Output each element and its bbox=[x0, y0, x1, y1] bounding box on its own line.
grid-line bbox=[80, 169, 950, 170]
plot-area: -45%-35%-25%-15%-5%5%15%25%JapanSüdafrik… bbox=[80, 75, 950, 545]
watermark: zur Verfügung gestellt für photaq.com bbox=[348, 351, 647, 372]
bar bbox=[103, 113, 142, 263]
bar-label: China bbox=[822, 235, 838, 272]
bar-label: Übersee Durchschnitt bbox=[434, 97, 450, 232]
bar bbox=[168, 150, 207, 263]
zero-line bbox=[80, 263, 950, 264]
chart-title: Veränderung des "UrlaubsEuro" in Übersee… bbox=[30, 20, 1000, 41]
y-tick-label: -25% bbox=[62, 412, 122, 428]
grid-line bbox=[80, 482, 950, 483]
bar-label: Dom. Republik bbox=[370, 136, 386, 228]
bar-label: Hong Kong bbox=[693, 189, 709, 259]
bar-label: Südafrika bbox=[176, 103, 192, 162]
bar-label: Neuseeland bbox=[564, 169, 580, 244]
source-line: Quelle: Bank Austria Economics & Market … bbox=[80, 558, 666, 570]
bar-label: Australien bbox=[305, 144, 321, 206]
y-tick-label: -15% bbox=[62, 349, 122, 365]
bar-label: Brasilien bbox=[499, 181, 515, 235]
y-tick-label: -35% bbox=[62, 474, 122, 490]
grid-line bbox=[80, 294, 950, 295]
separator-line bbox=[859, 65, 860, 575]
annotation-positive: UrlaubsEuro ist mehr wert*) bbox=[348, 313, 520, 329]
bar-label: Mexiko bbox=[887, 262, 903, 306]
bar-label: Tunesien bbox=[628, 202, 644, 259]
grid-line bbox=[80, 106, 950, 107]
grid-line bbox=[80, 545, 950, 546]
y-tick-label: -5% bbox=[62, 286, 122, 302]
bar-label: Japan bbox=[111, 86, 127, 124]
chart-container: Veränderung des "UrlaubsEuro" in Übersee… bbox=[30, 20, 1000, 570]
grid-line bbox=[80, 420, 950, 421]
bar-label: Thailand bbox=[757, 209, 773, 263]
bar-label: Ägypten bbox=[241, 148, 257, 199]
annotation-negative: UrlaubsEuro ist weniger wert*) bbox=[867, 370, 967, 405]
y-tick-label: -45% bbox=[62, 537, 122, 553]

· · · · ·

* _Exercise details_
Count the lines in the material that contain the string "Veränderung", and reply with the number alone.

* _Answer for the task_
2